Write out the whole listing exactly as it stands.

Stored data

——

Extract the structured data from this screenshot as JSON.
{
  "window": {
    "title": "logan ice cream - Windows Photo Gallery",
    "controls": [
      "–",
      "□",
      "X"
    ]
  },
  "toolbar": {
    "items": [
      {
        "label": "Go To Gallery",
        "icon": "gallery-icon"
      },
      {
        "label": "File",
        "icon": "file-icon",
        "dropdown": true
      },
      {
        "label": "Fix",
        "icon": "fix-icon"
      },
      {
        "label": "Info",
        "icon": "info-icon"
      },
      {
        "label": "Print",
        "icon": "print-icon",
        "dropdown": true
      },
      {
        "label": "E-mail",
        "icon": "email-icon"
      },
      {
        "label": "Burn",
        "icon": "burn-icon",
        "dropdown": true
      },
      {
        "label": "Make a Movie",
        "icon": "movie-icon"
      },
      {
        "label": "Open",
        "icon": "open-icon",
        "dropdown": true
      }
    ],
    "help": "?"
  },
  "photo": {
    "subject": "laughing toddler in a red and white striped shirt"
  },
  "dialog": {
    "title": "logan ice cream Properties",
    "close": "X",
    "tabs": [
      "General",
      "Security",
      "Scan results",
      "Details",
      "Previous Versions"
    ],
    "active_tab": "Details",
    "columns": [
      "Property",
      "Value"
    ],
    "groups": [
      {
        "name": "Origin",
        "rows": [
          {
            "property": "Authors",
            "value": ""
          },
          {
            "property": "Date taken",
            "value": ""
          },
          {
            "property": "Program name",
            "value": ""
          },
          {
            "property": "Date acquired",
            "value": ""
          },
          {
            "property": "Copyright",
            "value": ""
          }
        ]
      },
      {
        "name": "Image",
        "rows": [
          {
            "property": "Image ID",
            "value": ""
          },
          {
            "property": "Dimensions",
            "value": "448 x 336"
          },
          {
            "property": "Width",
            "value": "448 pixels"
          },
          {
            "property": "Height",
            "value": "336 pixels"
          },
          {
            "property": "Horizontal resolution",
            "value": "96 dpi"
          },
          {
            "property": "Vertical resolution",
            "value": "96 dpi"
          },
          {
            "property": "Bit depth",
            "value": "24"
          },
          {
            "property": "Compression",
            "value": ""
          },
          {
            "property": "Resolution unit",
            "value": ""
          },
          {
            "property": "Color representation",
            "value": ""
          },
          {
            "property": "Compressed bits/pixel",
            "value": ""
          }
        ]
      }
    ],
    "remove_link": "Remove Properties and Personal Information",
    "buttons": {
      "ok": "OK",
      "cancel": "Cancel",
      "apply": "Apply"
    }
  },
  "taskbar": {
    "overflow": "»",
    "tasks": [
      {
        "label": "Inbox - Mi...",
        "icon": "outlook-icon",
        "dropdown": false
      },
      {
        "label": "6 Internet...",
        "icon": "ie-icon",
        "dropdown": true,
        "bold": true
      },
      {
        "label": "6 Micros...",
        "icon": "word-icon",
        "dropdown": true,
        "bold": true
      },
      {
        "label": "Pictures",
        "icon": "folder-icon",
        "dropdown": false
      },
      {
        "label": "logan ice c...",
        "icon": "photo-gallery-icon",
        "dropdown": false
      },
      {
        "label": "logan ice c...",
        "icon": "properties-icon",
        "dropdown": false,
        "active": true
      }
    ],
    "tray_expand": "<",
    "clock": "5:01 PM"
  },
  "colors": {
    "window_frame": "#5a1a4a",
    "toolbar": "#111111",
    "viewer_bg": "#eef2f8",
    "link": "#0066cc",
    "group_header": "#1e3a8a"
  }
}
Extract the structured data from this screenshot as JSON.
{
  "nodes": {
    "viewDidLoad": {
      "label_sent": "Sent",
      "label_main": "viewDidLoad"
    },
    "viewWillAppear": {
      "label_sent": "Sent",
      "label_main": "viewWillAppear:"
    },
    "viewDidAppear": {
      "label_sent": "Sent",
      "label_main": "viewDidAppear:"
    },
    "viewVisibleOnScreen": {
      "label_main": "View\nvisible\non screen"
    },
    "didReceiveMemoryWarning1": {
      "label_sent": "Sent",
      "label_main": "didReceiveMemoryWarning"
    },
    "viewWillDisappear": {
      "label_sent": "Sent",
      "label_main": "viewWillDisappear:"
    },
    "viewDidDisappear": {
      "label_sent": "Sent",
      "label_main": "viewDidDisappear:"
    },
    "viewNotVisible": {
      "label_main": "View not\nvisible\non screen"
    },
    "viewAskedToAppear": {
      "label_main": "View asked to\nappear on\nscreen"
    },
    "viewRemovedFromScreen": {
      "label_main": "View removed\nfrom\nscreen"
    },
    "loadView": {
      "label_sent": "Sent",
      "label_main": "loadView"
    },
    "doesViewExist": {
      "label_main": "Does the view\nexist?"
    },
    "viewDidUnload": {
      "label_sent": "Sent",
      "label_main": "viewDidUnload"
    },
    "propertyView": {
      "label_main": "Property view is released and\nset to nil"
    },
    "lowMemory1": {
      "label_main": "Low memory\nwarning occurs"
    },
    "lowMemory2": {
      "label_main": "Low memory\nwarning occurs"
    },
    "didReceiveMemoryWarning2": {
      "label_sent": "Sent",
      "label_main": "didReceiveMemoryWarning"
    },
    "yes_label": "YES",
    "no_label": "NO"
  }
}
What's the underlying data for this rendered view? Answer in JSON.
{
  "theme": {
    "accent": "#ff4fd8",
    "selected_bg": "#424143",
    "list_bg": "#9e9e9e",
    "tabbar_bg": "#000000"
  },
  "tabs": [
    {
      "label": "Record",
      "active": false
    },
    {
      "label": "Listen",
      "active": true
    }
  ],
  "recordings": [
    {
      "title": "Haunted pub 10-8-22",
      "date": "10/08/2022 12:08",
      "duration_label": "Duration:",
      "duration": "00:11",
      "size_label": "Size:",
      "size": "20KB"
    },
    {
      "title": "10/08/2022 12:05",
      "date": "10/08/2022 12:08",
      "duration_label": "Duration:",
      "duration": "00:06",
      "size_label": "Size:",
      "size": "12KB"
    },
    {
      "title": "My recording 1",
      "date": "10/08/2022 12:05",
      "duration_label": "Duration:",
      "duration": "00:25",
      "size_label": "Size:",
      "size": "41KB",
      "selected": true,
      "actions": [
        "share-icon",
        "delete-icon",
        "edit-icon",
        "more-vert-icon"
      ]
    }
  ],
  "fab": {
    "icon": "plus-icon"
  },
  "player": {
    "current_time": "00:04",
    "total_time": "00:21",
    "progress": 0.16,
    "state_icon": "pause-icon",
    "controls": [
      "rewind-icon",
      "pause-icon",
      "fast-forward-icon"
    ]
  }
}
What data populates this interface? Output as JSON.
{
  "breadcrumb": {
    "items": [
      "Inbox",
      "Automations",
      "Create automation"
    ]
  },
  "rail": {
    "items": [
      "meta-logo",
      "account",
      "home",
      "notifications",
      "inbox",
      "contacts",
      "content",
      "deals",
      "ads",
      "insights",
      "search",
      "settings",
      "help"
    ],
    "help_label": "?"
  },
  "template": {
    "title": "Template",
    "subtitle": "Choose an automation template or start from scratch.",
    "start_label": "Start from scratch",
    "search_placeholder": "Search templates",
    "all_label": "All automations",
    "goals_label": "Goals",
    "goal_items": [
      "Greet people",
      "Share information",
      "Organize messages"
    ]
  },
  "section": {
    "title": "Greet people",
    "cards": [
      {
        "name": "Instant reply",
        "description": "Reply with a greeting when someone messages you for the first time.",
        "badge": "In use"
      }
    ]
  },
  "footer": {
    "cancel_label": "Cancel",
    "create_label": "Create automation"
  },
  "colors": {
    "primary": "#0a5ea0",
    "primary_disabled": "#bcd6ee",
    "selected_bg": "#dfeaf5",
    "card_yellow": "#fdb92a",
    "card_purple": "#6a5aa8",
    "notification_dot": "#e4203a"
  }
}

——

Task result:
Extract the structured data from this screenshot as JSON.
{
  "window": {
    "title": "logan ice cream - Windows Photo Gallery",
    "controls": [
      "–",
      "□",
      "X"
    ]
  },
  "toolbar": {
    "items": [
      {
        "label": "Go To Gallery",
        "icon": "gallery-icon"
      },
      {
        "label": "File",
        "icon": "file-icon",
        "dropdown": true
      },
      {
        "label": "Fix",
        "icon": "fix-icon"
      },
      {
        "label": "Info",
        "icon": "info-icon"
      },
      {
        "label": "Print",
        "icon": "print-icon",
        "dropdown": true
      },
      {
        "label": "E-mail",
        "icon": "email-icon"
      },
      {
        "label": "Burn",
        "icon": "burn-icon",
        "dropdown": true
      },
      {
        "label": "Make a Movie",
        "icon": "movie-icon"
      },
      {
        "label": "Open",
        "icon": "open-icon",
        "dropdown": true
      }
    ],
    "help": "?"
  },
  "photo": {
    "subject": "laughing toddler in a red and white striped shirt"
  },
  "dialog": {
    "title": "logan ice cream Properties",
    "close": "X",
    "tabs": [
      "General",
      "Security",
      "Scan results",
      "Details",
      "Previous Versions"
    ],
    "active_tab": "Details",
    "columns": [
      "Property",
      "Value"
    ],
    "groups": [
      {
        "name": "Origin",
        "rows": [
          {
            "property": "Authors",
            "value": ""
          },
          {
            "property": "Date taken",
            "value": ""
          },
          {
            "property": "Program name",
            "value": ""
          },
          {
            "property": "Date acquired",
            "value": ""
          },
          {
            "property": "Copyright",
            "value": ""
          }
        ]
      },
      {
        "name": "Image",
        "rows": [
          {
            "property": "Image ID",
            "value": ""
          },
          {
            "property": "Dimensions",
            "value": "448 x 336"
          },
          {
            "property": "Width",
            "value": "448 pixels"
          },
          {
            "property": "Height",
            "value": "336 pixels"
          },
          {
            "property": "Horizontal resolution",
            "value": "96 dpi"
          },
          {
            "property": "Vertical resolution",
            "value": "96 dpi"
          },
          {
            "property": "Bit depth",
            "value": "24"
          },
          {
            "property": "Compression",
            "value": ""
          },
          {
            "property": "Resolution unit",
            "value": ""
          },
          {
            "property": "Color representation",
            "value": ""
          },
          {
            "property": "Compressed bits/pixel",
            "value": ""
          }
        ]
      }
    ],
    "remove_link": "Remove Properties and Personal Information",
    "buttons": {
      "ok": "OK",
      "cancel": "Cancel",
      "apply": "Apply"
    }
  },
  "taskbar": {
    "overflow": "»",
    "tasks": [
      {
        "label": "Inbox - Mi...",
        "icon": "outlook-icon",
        "dropdown": false
      },
      {
        "label": "6 Internet...",
        "icon": "ie-icon",
        "dropdown": true,
        "bold": true
      },
      {
        "label": "6 Micros...",
        "icon": "word-icon",
        "dropdown": true,
        "bold": true
      },
      {
        "label": "Pictures",
        "icon": "folder-icon",
        "dropdown": false
      },
      {
        "label": "logan ice c...",
        "icon": "photo-gallery-icon",
        "dropdown": false
      },
      {
        "label": "logan ice c...",
        "icon": "properties-icon",
        "dropdown": false,
        "active": true
      }
    ],
    "tray_expand": "<",
    "clock": "5:01 PM"
  },
  "colors": {
    "window_frame": "#5a1a4a",
    "toolbar": "#111111",
    "viewer_bg": "#eef2f8",
    "link": "#0066cc",
    "group_header": "#1e3a8a"
  }
}
Extract the structured data from this screenshot as JSON.
{
  "nodes": {
    "viewDidLoad": {
      "label_sent": "Sent",
      "label_main": "viewDidLoad"
    },
    "viewWillAppear": {
      "label_sent": "Sent",
      "label_main": "viewWillAppear:"
    },
    "viewDidAppear": {
      "label_sent": "Sent",
      "label_main": "viewDidAppear:"
    },
    "viewVisibleOnScreen": {
      "label_main": "View\nvisible\non screen"
    },
    "didReceiveMemoryWarning1": {
      "label_sent": "Sent",
      "label_main": "didReceiveMemoryWarning"
    },
    "viewWillDisappear": {
      "label_sent": "Sent",
      "label_main": "viewWillDisappear:"
    },
    "viewDidDisappear": {
      "label_sent": "Sent",
      "label_main": "viewDidDisappear:"
    },
    "viewNotVisible": {
      "label_main": "View not\nvisible\non screen"
    },
    "viewAskedToAppear": {
      "label_main": "View asked to\nappear on\nscreen"
    },
    "viewRemovedFromScreen": {
      "label_main": "View removed\nfrom\nscreen"
    },
    "loadView": {
      "label_sent": "Sent",
      "label_main": "loadView"
    },
    "doesViewExist": {
      "label_main": "Does the view\nexist?"
    },
    "viewDidUnload": {
      "label_sent": "Sent",
      "label_main": "viewDidUnload"
    },
    "propertyView": {
      "label_main": "Property view is released and\nset to nil"
    },
    "lowMemory1": {
      "label_main": "Low memory\nwarning occurs"
    },
    "lowMemory2": {
      "label_main": "Low memory\nwarning occurs"
    },
    "didReceiveMemoryWarning2": {
      "label_sent": "Sent",
      "label_main": "didReceiveMemoryWarning"
    },
    "yes_label": "YES",
    "no_label": "NO"
  }
}
What's the underlying data for this rendered view? Answer in JSON.
{
  "theme": {
    "accent": "#ff4fd8",
    "selected_bg": "#424143",
    "list_bg": "#9e9e9e",
    "tabbar_bg": "#000000"
  },
  "tabs": [
    {
      "label": "Record",
      "active": false
    },
    {
      "label": "Listen",
      "active": true
    }
  ],
  "recordings": [
    {
      "title": "Haunted pub 10-8-22",
      "date": "10/08/2022 12:08",
      "duration_label": "Duration:",
      "duration": "00:11",
      "size_label": "Size:",
      "size": "20KB"
    },
    {
      "title": "10/08/2022 12:05",
      "date": "10/08/2022 12:08",
      "duration_label": "Duration:",
      "duration": "00:06",
      "size_label": "Size:",
      "size": "12KB"
    },
    {
      "title": "My recording 1",
      "date": "10/08/2022 12:05",
      "duration_label": "Duration:",
      "duration": "00:25",
      "size_label": "Size:",
      "size": "41KB",
      "selected": true,
      "actions": [
        "share-icon",
        "delete-icon",
        "edit-icon",
        "more-vert-icon"
      ]
    }
  ],
  "fab": {
    "icon": "plus-icon"
  },
  "player": {
    "current_time": "00:04",
    "total_time": "00:21",
    "progress": 0.16,
    "state_icon": "pause-icon",
    "controls": [
      "rewind-icon",
      "pause-icon",
      "fast-forward-icon"
    ]
  }
}
What data populates this interface? Output as JSON.
{
  "breadcrumb": {
    "items": [
      "Inbox",
      "Automations",
      "Create automation"
    ]
  },
  "rail": {
    "items": [
      "meta-logo",
      "account",
      "home",
      "notifications",
      "inbox",
      "contacts",
      "content",
      "deals",
      "ads",
      "insights",
      "search",
      "settings",
      "help"
    ],
    "help_label": "?"
  },
  "template": {
    "title": "Template",
    "subtitle": "Choose an automation template or start from scratch.",
    "start_label": "Start from scratch",
    "search_placeholder": "Search templates",
    "all_label": "All automations",
    "goals_label": "Goals",
    "goal_items": [
      "Greet people",
      "Share information",
      "Organize messages"
    ]
  },
  "section": {
    "title": "Greet people",
    "cards": [
      {
        "name": "Instant reply",
        "description": "Reply with a greeting when someone messages you for the first time.",
        "badge": "In use"
      }
    ]
  },
  "footer": {
    "cancel_label": "Cancel",
    "create_label": "Create automation"
  },
  "colors": {
    "primary": "#0a5ea0",
    "primary_disabled": "#bcd6ee",
    "selected_bg": "#dfeaf5",
    "card_yellow": "#fdb92a",
    "card_purple": "#6a5aa8",
    "notification_dot": "#e4203a"
  }
}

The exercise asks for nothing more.